**Instructions to follow**
Gather every line from the entries below that includes "JSON".

[Items listed in a dataset]
+++
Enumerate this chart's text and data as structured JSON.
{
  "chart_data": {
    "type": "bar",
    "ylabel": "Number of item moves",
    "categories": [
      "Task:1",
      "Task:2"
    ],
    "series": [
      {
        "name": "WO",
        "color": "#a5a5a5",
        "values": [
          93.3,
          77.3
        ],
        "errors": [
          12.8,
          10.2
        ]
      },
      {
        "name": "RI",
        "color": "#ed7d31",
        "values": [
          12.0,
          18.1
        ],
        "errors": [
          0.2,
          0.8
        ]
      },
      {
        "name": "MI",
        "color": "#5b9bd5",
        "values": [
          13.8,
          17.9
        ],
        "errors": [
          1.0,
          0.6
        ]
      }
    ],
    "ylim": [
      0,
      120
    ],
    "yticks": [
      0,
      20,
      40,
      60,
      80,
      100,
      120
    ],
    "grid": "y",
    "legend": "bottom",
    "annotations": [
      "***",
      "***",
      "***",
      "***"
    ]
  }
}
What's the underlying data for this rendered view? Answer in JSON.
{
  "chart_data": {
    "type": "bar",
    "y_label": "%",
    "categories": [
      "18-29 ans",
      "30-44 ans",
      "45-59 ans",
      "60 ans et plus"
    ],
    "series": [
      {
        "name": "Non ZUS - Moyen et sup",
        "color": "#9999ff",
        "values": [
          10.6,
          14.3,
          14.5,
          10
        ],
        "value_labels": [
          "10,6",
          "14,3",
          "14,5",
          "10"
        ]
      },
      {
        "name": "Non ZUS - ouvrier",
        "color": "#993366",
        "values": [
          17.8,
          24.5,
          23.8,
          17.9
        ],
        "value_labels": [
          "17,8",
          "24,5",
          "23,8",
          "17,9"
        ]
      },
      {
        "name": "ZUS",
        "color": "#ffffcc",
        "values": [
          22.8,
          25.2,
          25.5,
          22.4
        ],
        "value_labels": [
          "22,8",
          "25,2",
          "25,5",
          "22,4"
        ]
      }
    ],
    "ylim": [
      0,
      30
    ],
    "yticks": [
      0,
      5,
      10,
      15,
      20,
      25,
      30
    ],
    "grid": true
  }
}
+++
**Solution for this task**
Enumerate this chart's text and data as structured JSON.
What's the underlying data for this rendered view? Answer in JSON.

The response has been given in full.